TASK OBJECTIVE: The entries below are to be transcribed in full, without their images.

LISTED RECORDS start

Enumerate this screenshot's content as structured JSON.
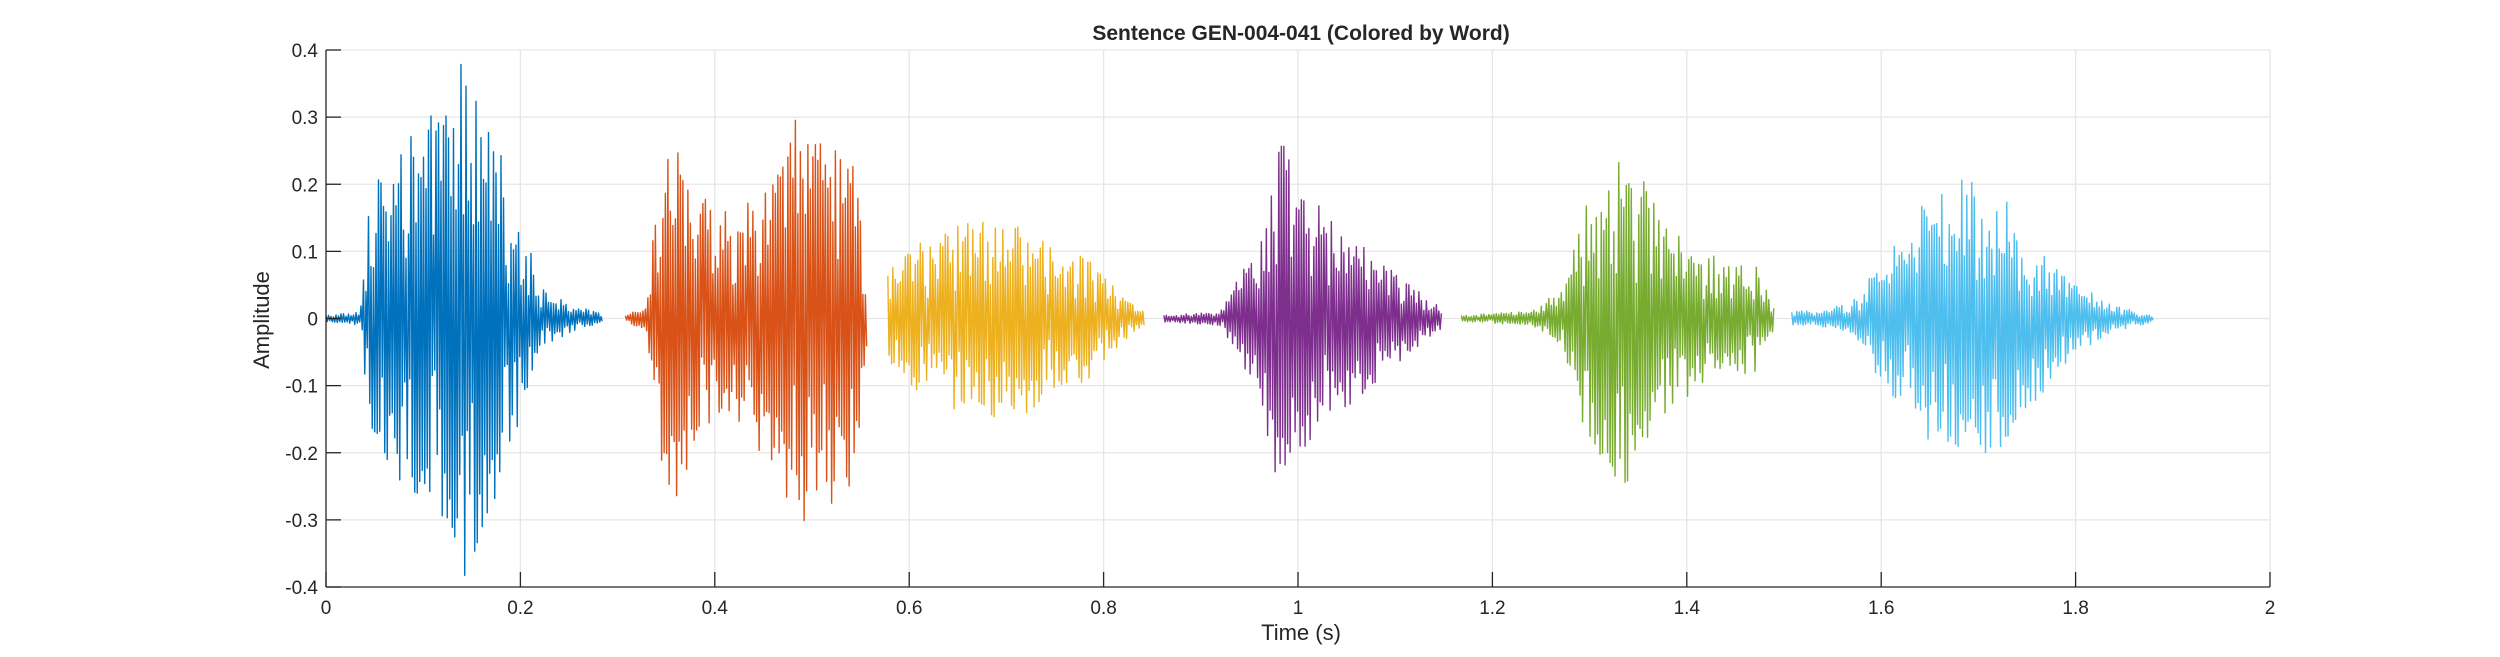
{
  "chart_data": {
    "type": "line",
    "title": "Sentence GEN-004-041 (Colored by Word)",
    "xlabel": "Time (s)",
    "ylabel": "Amplitude",
    "xlim": [
      0,
      2
    ],
    "ylim": [
      -0.4,
      0.4
    ],
    "xticks": [
      0,
      0.2,
      0.4,
      0.6,
      0.8,
      1,
      1.2,
      1.4,
      1.6,
      1.8,
      2
    ],
    "xtick_labels": [
      "0",
      "0.2",
      "0.4",
      "0.6",
      "0.8",
      "1",
      "1.2",
      "1.4",
      "1.6",
      "1.8",
      "2"
    ],
    "yticks": [
      -0.4,
      -0.3,
      -0.2,
      -0.1,
      0,
      0.1,
      0.2,
      0.3,
      0.4
    ],
    "ytick_labels": [
      "-0.4",
      "-0.3",
      "-0.2",
      "-0.1",
      "0",
      "0.1",
      "0.2",
      "0.3",
      "0.4"
    ],
    "grid": true,
    "series": [
      {
        "color": "#0072BD",
        "t_start": 0.0,
        "t_end": 0.285,
        "env": [
          [
            0.0,
            0.005
          ],
          [
            0.035,
            0.01
          ],
          [
            0.045,
            0.2
          ],
          [
            0.09,
            0.27
          ],
          [
            0.115,
            0.3
          ],
          [
            0.14,
            0.39
          ],
          [
            0.165,
            0.3
          ],
          [
            0.2,
            0.15
          ],
          [
            0.225,
            0.04
          ],
          [
            0.26,
            0.015
          ],
          [
            0.285,
            0.01
          ]
        ]
      },
      {
        "color": "#D95319",
        "t_start": 0.308,
        "t_end": 0.557,
        "env": [
          [
            0.308,
            0.005
          ],
          [
            0.33,
            0.02
          ],
          [
            0.345,
            0.25
          ],
          [
            0.36,
            0.29
          ],
          [
            0.38,
            0.18
          ],
          [
            0.42,
            0.15
          ],
          [
            0.46,
            0.22
          ],
          [
            0.49,
            0.31
          ],
          [
            0.52,
            0.27
          ],
          [
            0.545,
            0.24
          ],
          [
            0.557,
            0.04
          ]
        ]
      },
      {
        "color": "#EDB120",
        "t_start": 0.578,
        "t_end": 0.842,
        "env": [
          [
            0.578,
            0.07
          ],
          [
            0.6,
            0.1
          ],
          [
            0.63,
            0.14
          ],
          [
            0.67,
            0.15
          ],
          [
            0.72,
            0.14
          ],
          [
            0.78,
            0.1
          ],
          [
            0.81,
            0.05
          ],
          [
            0.842,
            0.01
          ]
        ]
      },
      {
        "color": "#7E2F8E",
        "t_start": 0.862,
        "t_end": 1.148,
        "env": [
          [
            0.862,
            0.005
          ],
          [
            0.92,
            0.01
          ],
          [
            0.935,
            0.05
          ],
          [
            0.96,
            0.12
          ],
          [
            0.975,
            0.22
          ],
          [
            0.99,
            0.28
          ],
          [
            1.02,
            0.17
          ],
          [
            1.05,
            0.13
          ],
          [
            1.1,
            0.07
          ],
          [
            1.148,
            0.015
          ]
        ]
      },
      {
        "color": "#77AC30",
        "t_start": 1.168,
        "t_end": 1.49,
        "env": [
          [
            1.168,
            0.005
          ],
          [
            1.235,
            0.01
          ],
          [
            1.25,
            0.02
          ],
          [
            1.275,
            0.05
          ],
          [
            1.29,
            0.16
          ],
          [
            1.32,
            0.22
          ],
          [
            1.34,
            0.26
          ],
          [
            1.37,
            0.16
          ],
          [
            1.42,
            0.1
          ],
          [
            1.47,
            0.08
          ],
          [
            1.49,
            0.02
          ]
        ]
      },
      {
        "color": "#4DBEEE",
        "t_start": 1.508,
        "t_end": 1.88,
        "env": [
          [
            1.508,
            0.01
          ],
          [
            1.55,
            0.015
          ],
          [
            1.575,
            0.03
          ],
          [
            1.6,
            0.1
          ],
          [
            1.63,
            0.14
          ],
          [
            1.66,
            0.2
          ],
          [
            1.69,
            0.22
          ],
          [
            1.72,
            0.2
          ],
          [
            1.76,
            0.12
          ],
          [
            1.8,
            0.05
          ],
          [
            1.84,
            0.02
          ],
          [
            1.88,
            0.005
          ]
        ]
      }
    ]
  }
}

LISTED RECORDS end

SOLUTION FOR THIS PROBLEM:
Enumerate this screenshot's content as structured JSON.
{
  "chart_data": {
    "type": "line",
    "title": "Sentence GEN-004-041 (Colored by Word)",
    "xlabel": "Time (s)",
    "ylabel": "Amplitude",
    "xlim": [
      0,
      2
    ],
    "ylim": [
      -0.4,
      0.4
    ],
    "xticks": [
      0,
      0.2,
      0.4,
      0.6,
      0.8,
      1,
      1.2,
      1.4,
      1.6,
      1.8,
      2
    ],
    "xtick_labels": [
      "0",
      "0.2",
      "0.4",
      "0.6",
      "0.8",
      "1",
      "1.2",
      "1.4",
      "1.6",
      "1.8",
      "2"
    ],
    "yticks": [
      -0.4,
      -0.3,
      -0.2,
      -0.1,
      0,
      0.1,
      0.2,
      0.3,
      0.4
    ],
    "ytick_labels": [
      "-0.4",
      "-0.3",
      "-0.2",
      "-0.1",
      "0",
      "0.1",
      "0.2",
      "0.3",
      "0.4"
    ],
    "grid": true,
    "series": [
      {
        "color": "#0072BD",
        "t_start": 0.0,
        "t_end": 0.285,
        "env": [
          [
            0.0,
            0.005
          ],
          [
            0.035,
            0.01
          ],
          [
            0.045,
            0.2
          ],
          [
            0.09,
            0.27
          ],
          [
            0.115,
            0.3
          ],
          [
            0.14,
            0.39
          ],
          [
            0.165,
            0.3
          ],
          [
            0.2,
            0.15
          ],
          [
            0.225,
            0.04
          ],
          [
            0.26,
            0.015
          ],
          [
            0.285,
            0.01
          ]
        ]
      },
      {
        "color": "#D95319",
        "t_start": 0.308,
        "t_end": 0.557,
        "env": [
          [
            0.308,
            0.005
          ],
          [
            0.33,
            0.02
          ],
          [
            0.345,
            0.25
          ],
          [
            0.36,
            0.29
          ],
          [
            0.38,
            0.18
          ],
          [
            0.42,
            0.15
          ],
          [
            0.46,
            0.22
          ],
          [
            0.49,
            0.31
          ],
          [
            0.52,
            0.27
          ],
          [
            0.545,
            0.24
          ],
          [
            0.557,
            0.04
          ]
        ]
      },
      {
        "color": "#EDB120",
        "t_start": 0.578,
        "t_end": 0.842,
        "env": [
          [
            0.578,
            0.07
          ],
          [
            0.6,
            0.1
          ],
          [
            0.63,
            0.14
          ],
          [
            0.67,
            0.15
          ],
          [
            0.72,
            0.14
          ],
          [
            0.78,
            0.1
          ],
          [
            0.81,
            0.05
          ],
          [
            0.842,
            0.01
          ]
        ]
      },
      {
        "color": "#7E2F8E",
        "t_start": 0.862,
        "t_end": 1.148,
        "env": [
          [
            0.862,
            0.005
          ],
          [
            0.92,
            0.01
          ],
          [
            0.935,
            0.05
          ],
          [
            0.96,
            0.12
          ],
          [
            0.975,
            0.22
          ],
          [
            0.99,
            0.28
          ],
          [
            1.02,
            0.17
          ],
          [
            1.05,
            0.13
          ],
          [
            1.1,
            0.07
          ],
          [
            1.148,
            0.015
          ]
        ]
      },
      {
        "color": "#77AC30",
        "t_start": 1.168,
        "t_end": 1.49,
        "env": [
          [
            1.168,
            0.005
          ],
          [
            1.235,
            0.01
          ],
          [
            1.25,
            0.02
          ],
          [
            1.275,
            0.05
          ],
          [
            1.29,
            0.16
          ],
          [
            1.32,
            0.22
          ],
          [
            1.34,
            0.26
          ],
          [
            1.37,
            0.16
          ],
          [
            1.42,
            0.1
          ],
          [
            1.47,
            0.08
          ],
          [
            1.49,
            0.02
          ]
        ]
      },
      {
        "color": "#4DBEEE",
        "t_start": 1.508,
        "t_end": 1.88,
        "env": [
          [
            1.508,
            0.01
          ],
          [
            1.55,
            0.015
          ],
          [
            1.575,
            0.03
          ],
          [
            1.6,
            0.1
          ],
          [
            1.63,
            0.14
          ],
          [
            1.66,
            0.2
          ],
          [
            1.69,
            0.22
          ],
          [
            1.72,
            0.2
          ],
          [
            1.76,
            0.12
          ],
          [
            1.8,
            0.05
          ],
          [
            1.84,
            0.02
          ],
          [
            1.88,
            0.005
          ]
        ]
      }
    ]
  }
}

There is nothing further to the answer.